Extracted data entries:
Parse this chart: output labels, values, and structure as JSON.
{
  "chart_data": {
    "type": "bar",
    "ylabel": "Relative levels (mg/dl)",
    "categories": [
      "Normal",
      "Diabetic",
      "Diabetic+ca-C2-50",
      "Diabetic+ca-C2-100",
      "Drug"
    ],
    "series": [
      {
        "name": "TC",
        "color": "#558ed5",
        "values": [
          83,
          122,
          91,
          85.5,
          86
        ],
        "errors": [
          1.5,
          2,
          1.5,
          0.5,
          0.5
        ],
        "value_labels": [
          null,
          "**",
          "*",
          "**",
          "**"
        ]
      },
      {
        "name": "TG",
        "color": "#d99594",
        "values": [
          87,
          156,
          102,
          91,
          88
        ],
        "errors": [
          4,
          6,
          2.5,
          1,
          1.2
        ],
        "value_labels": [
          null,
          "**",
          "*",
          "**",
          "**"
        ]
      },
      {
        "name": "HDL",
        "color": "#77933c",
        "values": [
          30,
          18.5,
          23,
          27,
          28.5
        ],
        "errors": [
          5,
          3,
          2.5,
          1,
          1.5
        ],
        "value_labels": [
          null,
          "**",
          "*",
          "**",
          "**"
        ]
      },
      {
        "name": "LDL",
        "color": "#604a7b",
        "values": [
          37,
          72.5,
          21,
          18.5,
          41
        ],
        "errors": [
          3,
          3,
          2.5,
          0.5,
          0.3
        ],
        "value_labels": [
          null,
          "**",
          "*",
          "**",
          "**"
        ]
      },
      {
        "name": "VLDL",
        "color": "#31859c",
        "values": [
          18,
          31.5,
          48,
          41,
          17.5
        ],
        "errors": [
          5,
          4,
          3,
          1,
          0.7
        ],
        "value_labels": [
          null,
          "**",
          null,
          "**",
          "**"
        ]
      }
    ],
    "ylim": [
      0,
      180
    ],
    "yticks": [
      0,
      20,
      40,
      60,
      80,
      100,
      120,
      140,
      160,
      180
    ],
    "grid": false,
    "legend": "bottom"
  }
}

= Task =
From the records above, pull out every line containing the word "name".

= Exercise result =
        "name": "TC",
        "name": "TG",
        "name": "HDL",
        "name": "LDL",
        "name": "VLDL",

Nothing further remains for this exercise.